(Figure contents as structured data)
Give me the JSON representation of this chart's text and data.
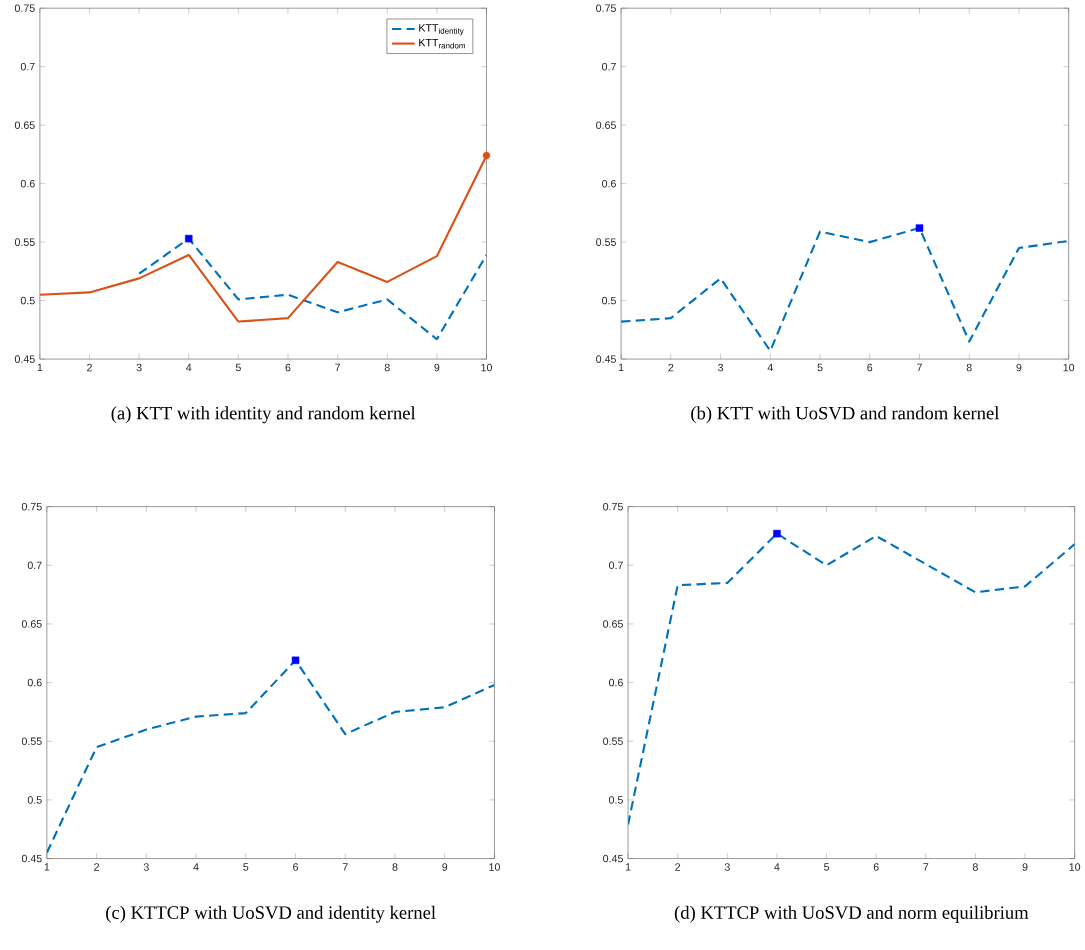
{
  "chart_data": [
    {
      "type": "line",
      "title": "(a) KTT with identity and random kernel",
      "x": [
        1,
        2,
        3,
        4,
        5,
        6,
        7,
        8,
        9,
        10
      ],
      "xlim": [
        1,
        10
      ],
      "ylim": [
        0.45,
        0.75
      ],
      "xticks": [
        1,
        2,
        3,
        4,
        5,
        6,
        7,
        8,
        9,
        10
      ],
      "yticks": [
        0.45,
        0.5,
        0.55,
        0.6,
        0.65,
        0.7,
        0.75
      ],
      "legend": "top right",
      "series": [
        {
          "name": "KTT$_{identity}$",
          "color": "#0072bd",
          "line_style": "dashed",
          "marker": "none",
          "values": [
            null,
            null,
            0.523,
            0.553,
            0.501,
            0.505,
            0.49,
            0.501,
            0.467,
            0.539
          ]
        },
        {
          "name": "KTT$_{random}$",
          "color": "#d95319",
          "line_style": "solid",
          "marker": "none",
          "values": [
            0.505,
            0.507,
            0.519,
            0.539,
            0.482,
            0.485,
            0.533,
            0.516,
            0.538,
            0.624
          ]
        },
        {
          "type": "scatter",
          "color": "#0000ff",
          "marker": "square",
          "x": [
            4
          ],
          "values": [
            0.553
          ]
        },
        {
          "type": "scatter",
          "color": "#d95319",
          "marker": "circle",
          "x": [
            10
          ],
          "values": [
            0.624
          ]
        }
      ]
    },
    {
      "type": "line",
      "title": "(b) KTT with UoSVD and random kernel",
      "x": [
        1,
        2,
        3,
        4,
        5,
        6,
        7,
        8,
        9,
        10
      ],
      "xlim": [
        1,
        10
      ],
      "ylim": [
        0.45,
        0.75
      ],
      "xticks": [
        1,
        2,
        3,
        4,
        5,
        6,
        7,
        8,
        9,
        10
      ],
      "yticks": [
        0.45,
        0.5,
        0.55,
        0.6,
        0.65,
        0.7,
        0.75
      ],
      "series": [
        {
          "color": "#0072bd",
          "line_style": "dashed",
          "marker": "none",
          "values": [
            0.482,
            0.485,
            0.519,
            0.457,
            0.559,
            0.55,
            0.562,
            0.465,
            0.545,
            0.551
          ]
        },
        {
          "type": "scatter",
          "color": "#0000ff",
          "marker": "square",
          "x": [
            7
          ],
          "values": [
            0.562
          ]
        }
      ]
    },
    {
      "type": "line",
      "title": "(c)  KTTCP with UoSVD and identity kernel",
      "x": [
        1,
        2,
        3,
        4,
        5,
        6,
        7,
        8,
        9,
        10
      ],
      "xlim": [
        1,
        10
      ],
      "ylim": [
        0.45,
        0.75
      ],
      "xticks": [
        1,
        2,
        3,
        4,
        5,
        6,
        7,
        8,
        9,
        10
      ],
      "yticks": [
        0.45,
        0.5,
        0.55,
        0.6,
        0.65,
        0.7,
        0.75
      ],
      "series": [
        {
          "color": "#0072bd",
          "line_style": "dashed",
          "marker": "none",
          "values": [
            0.455,
            0.545,
            0.56,
            0.571,
            0.574,
            0.619,
            0.556,
            0.575,
            0.579,
            0.598
          ]
        },
        {
          "type": "scatter",
          "color": "#0000ff",
          "marker": "square",
          "x": [
            6
          ],
          "values": [
            0.619
          ]
        }
      ]
    },
    {
      "type": "line",
      "title": "(d) KTTCP with UoSVD and norm equilibrium",
      "x": [
        1,
        2,
        3,
        4,
        5,
        6,
        7,
        8,
        9,
        10
      ],
      "xlim": [
        1,
        10
      ],
      "ylim": [
        0.45,
        0.75
      ],
      "xticks": [
        1,
        2,
        3,
        4,
        5,
        6,
        7,
        8,
        9,
        10
      ],
      "yticks": [
        0.45,
        0.5,
        0.55,
        0.6,
        0.65,
        0.7,
        0.75
      ],
      "series": [
        {
          "color": "#0072bd",
          "line_style": "dashed",
          "marker": "none",
          "values": [
            0.479,
            0.683,
            0.685,
            0.727,
            0.7,
            0.725,
            0.701,
            0.677,
            0.682,
            0.718
          ]
        },
        {
          "type": "scatter",
          "color": "#0000ff",
          "marker": "square",
          "x": [
            4
          ],
          "values": [
            0.727
          ]
        }
      ]
    }
  ]
}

» YOUR TASK: In the listing, find each line with the string "UoSVD" and copy it.

» RESULT:
      "title": "(b) KTT with UoSVD and random kernel",
      "title": "(c)  KTTCP with UoSVD and identity kernel",
      "title": "(d) KTTCP with UoSVD and norm equilibrium",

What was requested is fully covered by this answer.